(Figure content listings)

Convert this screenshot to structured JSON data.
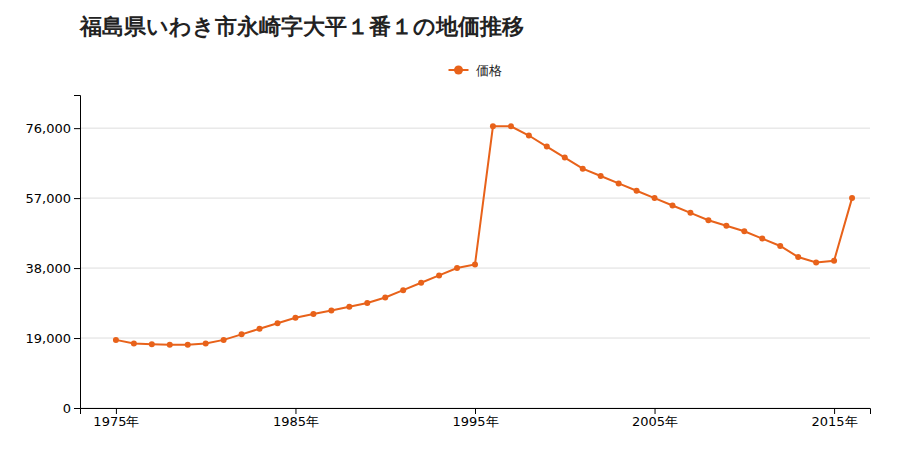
{
  "chart_data": {
    "type": "line",
    "title": "福島県いわき市永崎字大平１番１の地価推移",
    "x": [
      1975,
      1976,
      1977,
      1978,
      1979,
      1980,
      1981,
      1982,
      1983,
      1984,
      1985,
      1986,
      1987,
      1988,
      1989,
      1990,
      1991,
      1992,
      1993,
      1994,
      1995,
      1996,
      1997,
      1998,
      1999,
      2000,
      2001,
      2002,
      2003,
      2004,
      2005,
      2006,
      2007,
      2008,
      2009,
      2010,
      2011,
      2012,
      2013,
      2014,
      2015,
      2016
    ],
    "series": [
      {
        "name": "価格",
        "color": "#E8621A",
        "marker": "circle",
        "values": [
          18500,
          17500,
          17300,
          17200,
          17200,
          17500,
          18500,
          20000,
          21500,
          23000,
          24500,
          25500,
          26500,
          27500,
          28500,
          30000,
          32000,
          34000,
          36000,
          38000,
          39000,
          76500,
          76500,
          74000,
          71000,
          68000,
          65000,
          63000,
          61000,
          59000,
          57000,
          55000,
          53000,
          51000,
          49500,
          48000,
          46000,
          44000,
          41000,
          39500,
          40000,
          57000
        ]
      }
    ],
    "xlim": [
      1973,
      2017
    ],
    "xticks": [
      {
        "value": 1975,
        "label": "1975年"
      },
      {
        "value": 1985,
        "label": "1985年"
      },
      {
        "value": 1995,
        "label": "1995年"
      },
      {
        "value": 2005,
        "label": "2005年"
      },
      {
        "value": 2015,
        "label": "2015年"
      }
    ],
    "ylim": [
      0,
      85000
    ],
    "yticks": [
      0,
      {
        "value": 19000,
        "label": "19,000"
      },
      {
        "value": 38000,
        "label": "38,000"
      },
      {
        "value": 57000,
        "label": "57,000"
      },
      {
        "value": 76000,
        "label": "76,000"
      }
    ],
    "grid": "y",
    "legend": "upper center"
  }
}
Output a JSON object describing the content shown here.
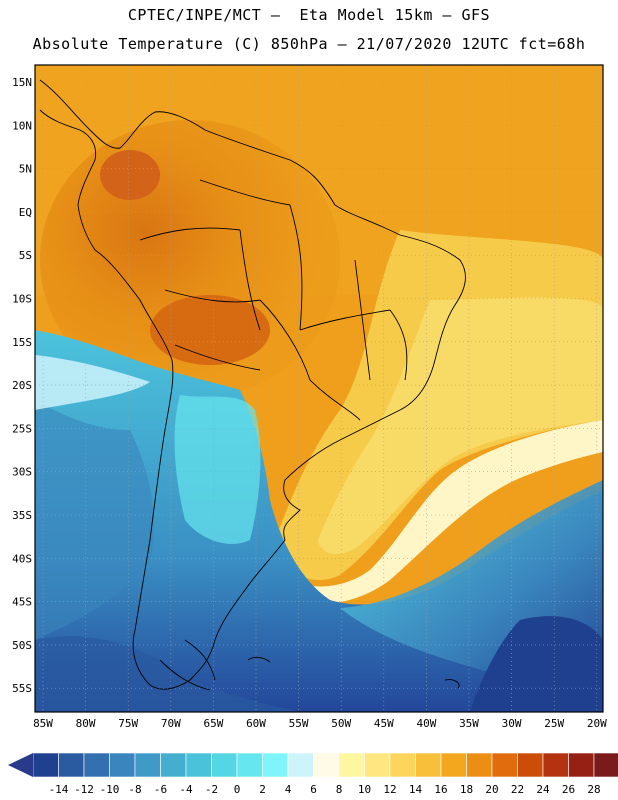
{
  "title_line1": "CPTEC/INPE/MCT –  Eta Model 15km – GFS",
  "title_line2": "Absolute Temperature (C) 850hPa – 21/07/2020 12UTC fct=68h",
  "lat_labels": [
    "15N",
    "10N",
    "5N",
    "EQ",
    "5S",
    "10S",
    "15S",
    "20S",
    "25S",
    "30S",
    "35S",
    "40S",
    "45S",
    "50S",
    "55S"
  ],
  "lon_labels": [
    "85W",
    "80W",
    "75W",
    "70W",
    "65W",
    "60W",
    "55W",
    "50W",
    "45W",
    "40W",
    "35W",
    "30W",
    "25W",
    "20W"
  ],
  "legend": {
    "values": [
      "-14",
      "-12",
      "-10",
      "-8",
      "-6",
      "-4",
      "-2",
      "0",
      "2",
      "4",
      "6",
      "8",
      "10",
      "12",
      "14",
      "16",
      "18",
      "20",
      "22",
      "24",
      "26",
      "28"
    ],
    "colors": [
      "#1f3f8f",
      "#2a5aa0",
      "#3470b0",
      "#3a85bd",
      "#3f9ac7",
      "#44aecf",
      "#4ac3da",
      "#55d6e4",
      "#66e6ee",
      "#7ff5fb",
      "#cdf3fb",
      "#fffbe6",
      "#fff6a0",
      "#ffe680",
      "#fdd45c",
      "#f7bf3a",
      "#f2a71e",
      "#eb8e14",
      "#e06c0e",
      "#cc4c0a",
      "#b53210",
      "#962014",
      "#7a1a1a"
    ],
    "arrow_left": "#2a3a8a",
    "arrow_right": "#7a1020"
  }
}
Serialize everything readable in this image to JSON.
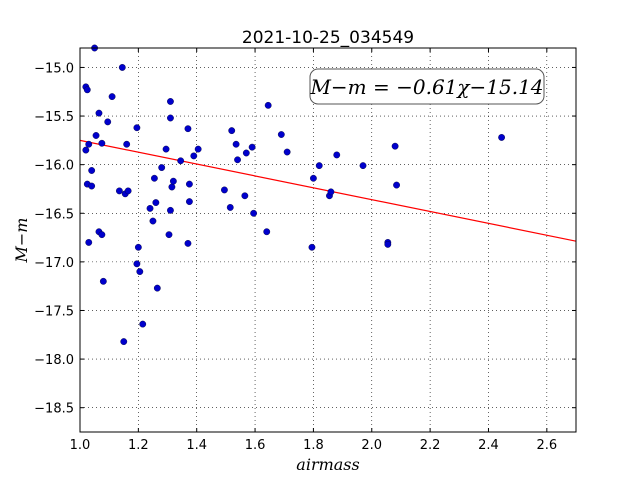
{
  "chart_data": {
    "type": "scatter",
    "title": "2021-10-25_034549",
    "xlabel": "airmass",
    "ylabel": "M−m",
    "xlim": [
      1.0,
      2.7
    ],
    "ylim": [
      -18.75,
      -14.8
    ],
    "x_ticks": [
      1.0,
      1.2,
      1.4,
      1.6,
      1.8,
      2.0,
      2.2,
      2.4,
      2.6
    ],
    "x_tick_labels": [
      "1.0",
      "1.2",
      "1.4",
      "1.6",
      "1.8",
      "2.0",
      "2.2",
      "2.4",
      "2.6"
    ],
    "y_ticks": [
      -15.0,
      -15.5,
      -16.0,
      -16.5,
      -17.0,
      -17.5,
      -18.0,
      -18.5
    ],
    "y_tick_labels": [
      "−15.0",
      "−15.5",
      "−16.0",
      "−16.5",
      "−17.0",
      "−17.5",
      "−18.0",
      "−18.5"
    ],
    "grid": true,
    "annotation": "M−m = −0.61χ−15.14",
    "fit": {
      "slope": -0.61,
      "intercept": -15.14,
      "color": "#ff0000"
    },
    "point_color": "#0000cc",
    "points": [
      [
        1.05,
        -14.8
      ],
      [
        1.02,
        -15.2
      ],
      [
        1.025,
        -15.23
      ],
      [
        1.145,
        -15.0
      ],
      [
        1.11,
        -15.3
      ],
      [
        1.065,
        -15.47
      ],
      [
        1.095,
        -15.56
      ],
      [
        1.055,
        -15.7
      ],
      [
        1.075,
        -15.78
      ],
      [
        1.03,
        -15.79
      ],
      [
        1.02,
        -15.85
      ],
      [
        1.04,
        -16.06
      ],
      [
        1.025,
        -16.2
      ],
      [
        1.04,
        -16.22
      ],
      [
        1.03,
        -16.8
      ],
      [
        1.065,
        -16.69
      ],
      [
        1.075,
        -16.72
      ],
      [
        1.08,
        -17.2
      ],
      [
        1.16,
        -15.79
      ],
      [
        1.195,
        -15.62
      ],
      [
        1.135,
        -16.27
      ],
      [
        1.155,
        -16.3
      ],
      [
        1.165,
        -16.27
      ],
      [
        1.2,
        -16.85
      ],
      [
        1.195,
        -17.02
      ],
      [
        1.205,
        -17.1
      ],
      [
        1.215,
        -17.64
      ],
      [
        1.15,
        -17.82
      ],
      [
        1.24,
        -16.45
      ],
      [
        1.25,
        -16.58
      ],
      [
        1.26,
        -16.39
      ],
      [
        1.255,
        -16.14
      ],
      [
        1.265,
        -17.27
      ],
      [
        1.28,
        -16.03
      ],
      [
        1.295,
        -15.84
      ],
      [
        1.31,
        -15.35
      ],
      [
        1.31,
        -15.52
      ],
      [
        1.315,
        -16.23
      ],
      [
        1.32,
        -16.17
      ],
      [
        1.31,
        -16.47
      ],
      [
        1.305,
        -16.72
      ],
      [
        1.345,
        -15.96
      ],
      [
        1.37,
        -15.63
      ],
      [
        1.375,
        -16.2
      ],
      [
        1.375,
        -16.38
      ],
      [
        1.37,
        -16.81
      ],
      [
        1.39,
        -15.91
      ],
      [
        1.405,
        -15.84
      ],
      [
        1.495,
        -16.26
      ],
      [
        1.515,
        -16.44
      ],
      [
        1.52,
        -15.65
      ],
      [
        1.535,
        -15.79
      ],
      [
        1.54,
        -15.95
      ],
      [
        1.565,
        -16.32
      ],
      [
        1.57,
        -15.88
      ],
      [
        1.59,
        -15.82
      ],
      [
        1.595,
        -16.5
      ],
      [
        1.64,
        -16.69
      ],
      [
        1.645,
        -15.39
      ],
      [
        1.69,
        -15.69
      ],
      [
        1.71,
        -15.87
      ],
      [
        1.795,
        -16.85
      ],
      [
        1.8,
        -16.14
      ],
      [
        1.82,
        -16.01
      ],
      [
        1.855,
        -16.32
      ],
      [
        1.86,
        -16.28
      ],
      [
        1.88,
        -15.9
      ],
      [
        1.97,
        -16.01
      ],
      [
        2.055,
        -16.8
      ],
      [
        2.055,
        -16.82
      ],
      [
        2.08,
        -15.81
      ],
      [
        2.085,
        -16.21
      ],
      [
        2.445,
        -15.72
      ]
    ]
  }
}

The request: Filter out every line that lacks the word "JSON", and copy the rest.

Problem solution:
Convert this screenshot to structured JSON data.
Output a JSON object describing the content shown here.
Serialize everything readable in this image to JSON.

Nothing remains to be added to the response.